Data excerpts
____________

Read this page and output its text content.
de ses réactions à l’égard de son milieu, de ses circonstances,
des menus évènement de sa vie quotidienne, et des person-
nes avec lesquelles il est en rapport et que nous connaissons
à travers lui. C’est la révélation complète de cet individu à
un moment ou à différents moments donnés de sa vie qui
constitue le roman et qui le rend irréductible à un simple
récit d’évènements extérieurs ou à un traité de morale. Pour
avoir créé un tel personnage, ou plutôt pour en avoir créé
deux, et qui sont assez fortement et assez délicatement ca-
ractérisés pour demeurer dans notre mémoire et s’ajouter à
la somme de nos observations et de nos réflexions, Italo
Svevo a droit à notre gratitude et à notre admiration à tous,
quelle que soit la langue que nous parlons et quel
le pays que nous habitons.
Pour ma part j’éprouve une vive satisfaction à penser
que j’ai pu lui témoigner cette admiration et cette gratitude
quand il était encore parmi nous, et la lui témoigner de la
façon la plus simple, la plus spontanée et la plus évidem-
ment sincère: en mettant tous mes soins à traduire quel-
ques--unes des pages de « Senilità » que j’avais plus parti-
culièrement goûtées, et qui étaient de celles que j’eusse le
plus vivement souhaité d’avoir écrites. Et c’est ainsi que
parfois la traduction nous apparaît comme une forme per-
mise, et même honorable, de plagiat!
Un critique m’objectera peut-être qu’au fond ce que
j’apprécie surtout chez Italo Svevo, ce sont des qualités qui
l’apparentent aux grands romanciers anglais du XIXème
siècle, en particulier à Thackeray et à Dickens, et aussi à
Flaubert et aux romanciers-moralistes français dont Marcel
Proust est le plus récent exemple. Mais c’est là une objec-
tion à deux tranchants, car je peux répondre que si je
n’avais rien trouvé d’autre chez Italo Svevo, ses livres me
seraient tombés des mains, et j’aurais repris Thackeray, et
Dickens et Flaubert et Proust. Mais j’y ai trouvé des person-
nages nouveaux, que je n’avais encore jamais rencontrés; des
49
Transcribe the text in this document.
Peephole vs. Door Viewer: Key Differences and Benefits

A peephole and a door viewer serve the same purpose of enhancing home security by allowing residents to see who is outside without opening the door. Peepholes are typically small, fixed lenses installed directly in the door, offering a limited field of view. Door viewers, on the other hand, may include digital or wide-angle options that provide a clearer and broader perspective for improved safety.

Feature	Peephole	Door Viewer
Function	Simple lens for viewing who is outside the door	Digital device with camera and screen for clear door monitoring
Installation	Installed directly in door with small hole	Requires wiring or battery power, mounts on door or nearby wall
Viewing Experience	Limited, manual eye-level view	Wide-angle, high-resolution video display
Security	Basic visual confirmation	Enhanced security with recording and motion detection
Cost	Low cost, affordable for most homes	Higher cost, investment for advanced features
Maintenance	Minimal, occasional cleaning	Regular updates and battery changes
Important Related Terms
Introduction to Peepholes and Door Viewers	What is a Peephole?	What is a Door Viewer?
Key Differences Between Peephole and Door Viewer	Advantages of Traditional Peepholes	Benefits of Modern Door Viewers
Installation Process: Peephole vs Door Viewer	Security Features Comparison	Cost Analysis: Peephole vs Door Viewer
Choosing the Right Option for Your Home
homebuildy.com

____________

### Written exercise
Please reproduce the entire listing, exactly as shown.

### Full solution
Read this page and output its text content.
de ses réactions à l’égard de son milieu, de ses circonstances,
des menus évènement de sa vie quotidienne, et des person-
nes avec lesquelles il est en rapport et que nous connaissons
à travers lui. C’est la révélation complète de cet individu à
un moment ou à différents moments donnés de sa vie qui
constitue le roman et qui le rend irréductible à un simple
récit d’évènements extérieurs ou à un traité de morale. Pour
avoir créé un tel personnage, ou plutôt pour en avoir créé
deux, et qui sont assez fortement et assez délicatement ca-
ractérisés pour demeurer dans notre mémoire et s’ajouter à
la somme de nos observations et de nos réflexions, Italo
Svevo a droit à notre gratitude et à notre admiration à tous,
quelle que soit la langue que nous parlons et quel
le pays que nous habitons.
Pour ma part j’éprouve une vive satisfaction à penser
que j’ai pu lui témoigner cette admiration et cette gratitude
quand il était encore parmi nous, et la lui témoigner de la
façon la plus simple, la plus spontanée et la plus évidem-
ment sincère: en mettant tous mes soins à traduire quel-
ques--unes des pages de « Senilità » que j’avais plus parti-
culièrement goûtées, et qui étaient de celles que j’eusse le
plus vivement souhaité d’avoir écrites. Et c’est ainsi que
parfois la traduction nous apparaît comme une forme per-
mise, et même honorable, de plagiat!
Un critique m’objectera peut-être qu’au fond ce que
j’apprécie surtout chez Italo Svevo, ce sont des qualités qui
l’apparentent aux grands romanciers anglais du XIXème
siècle, en particulier à Thackeray et à Dickens, et aussi à
Flaubert et aux romanciers-moralistes français dont Marcel
Proust est le plus récent exemple. Mais c’est là une objec-
tion à deux tranchants, car je peux répondre que si je
n’avais rien trouvé d’autre chez Italo Svevo, ses livres me
seraient tombés des mains, et j’aurais repris Thackeray, et
Dickens et Flaubert et Proust. Mais j’y ai trouvé des person-
nages nouveaux, que je n’avais encore jamais rencontrés; des
49
Transcribe the text in this document.
Peephole vs. Door Viewer: Key Differences and Benefits

A peephole and a door viewer serve the same purpose of enhancing home security by allowing residents to see who is outside without opening the door. Peepholes are typically small, fixed lenses installed directly in the door, offering a limited field of view. Door viewers, on the other hand, may include digital or wide-angle options that provide a clearer and broader perspective for improved safety.

Feature	Peephole	Door Viewer
Function	Simple lens for viewing who is outside the door	Digital device with camera and screen for clear door monitoring
Installation	Installed directly in door with small hole	Requires wiring or battery power, mounts on door or nearby wall
Viewing Experience	Limited, manual eye-level view	Wide-angle, high-resolution video display
Security	Basic visual confirmation	Enhanced security with recording and motion detection
Cost	Low cost, affordable for most homes	Higher cost, investment for advanced features
Maintenance	Minimal, occasional cleaning	Regular updates and battery changes
Important Related Terms
Introduction to Peepholes and Door Viewers	What is a Peephole?	What is a Door Viewer?
Key Differences Between Peephole and Door Viewer	Advantages of Traditional Peepholes	Benefits of Modern Door Viewers
Installation Process: Peephole vs Door Viewer	Security Features Comparison	Cost Analysis: Peephole vs Door Viewer
Choosing the Right Option for Your Home
homebuildy.com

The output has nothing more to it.